EXERCISE DETAILS:
The records below must be output exactly, without pictures.

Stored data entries
○ ○ ○ ○ ○
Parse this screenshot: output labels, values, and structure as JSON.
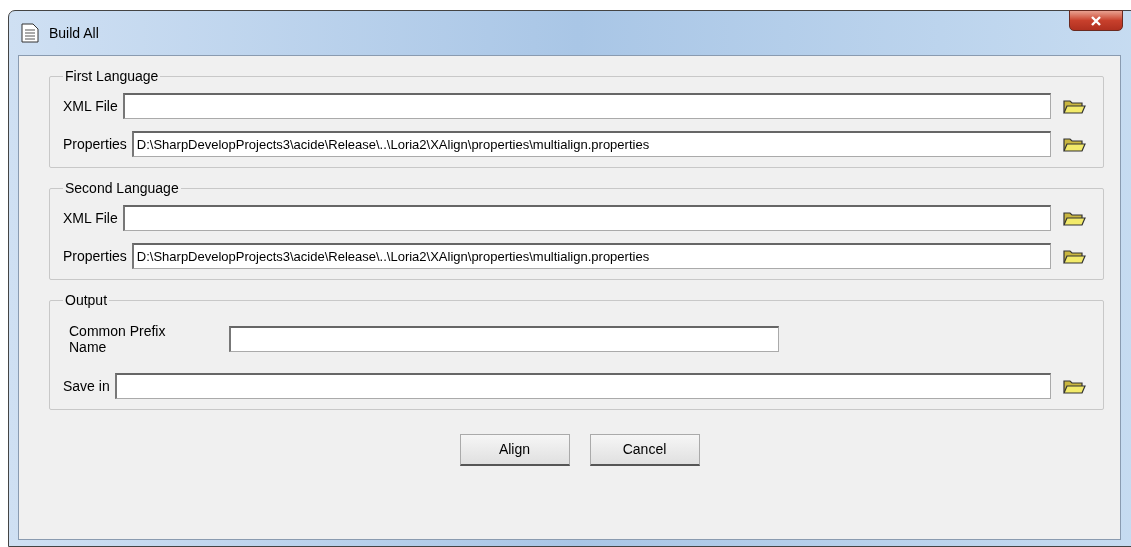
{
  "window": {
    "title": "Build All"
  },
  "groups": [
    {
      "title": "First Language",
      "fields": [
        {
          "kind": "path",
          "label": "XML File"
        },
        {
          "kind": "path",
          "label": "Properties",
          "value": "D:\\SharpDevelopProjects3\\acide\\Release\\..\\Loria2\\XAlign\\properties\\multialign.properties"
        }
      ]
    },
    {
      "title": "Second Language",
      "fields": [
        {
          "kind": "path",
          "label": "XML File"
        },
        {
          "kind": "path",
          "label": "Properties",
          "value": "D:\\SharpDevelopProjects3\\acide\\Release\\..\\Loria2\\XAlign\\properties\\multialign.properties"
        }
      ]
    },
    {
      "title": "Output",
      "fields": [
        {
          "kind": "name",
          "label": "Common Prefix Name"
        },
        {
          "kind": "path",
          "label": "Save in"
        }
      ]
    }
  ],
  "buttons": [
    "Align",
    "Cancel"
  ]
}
○ ○ ○ ○ ○
RESULT OF THE EXERCISE:
Parse this screenshot: output labels, values, and structure as JSON.
{
  "window": {
    "title": "Build All"
  },
  "groups": [
    {
      "title": "First Language",
      "fields": [
        {
          "kind": "path",
          "label": "XML File"
        },
        {
          "kind": "path",
          "label": "Properties",
          "value": "D:\\SharpDevelopProjects3\\acide\\Release\\..\\Loria2\\XAlign\\properties\\multialign.properties"
        }
      ]
    },
    {
      "title": "Second Language",
      "fields": [
        {
          "kind": "path",
          "label": "XML File"
        },
        {
          "kind": "path",
          "label": "Properties",
          "value": "D:\\SharpDevelopProjects3\\acide\\Release\\..\\Loria2\\XAlign\\properties\\multialign.properties"
        }
      ]
    },
    {
      "title": "Output",
      "fields": [
        {
          "kind": "name",
          "label": "Common Prefix Name"
        },
        {
          "kind": "path",
          "label": "Save in"
        }
      ]
    }
  ],
  "buttons": [
    "Align",
    "Cancel"
  ]
}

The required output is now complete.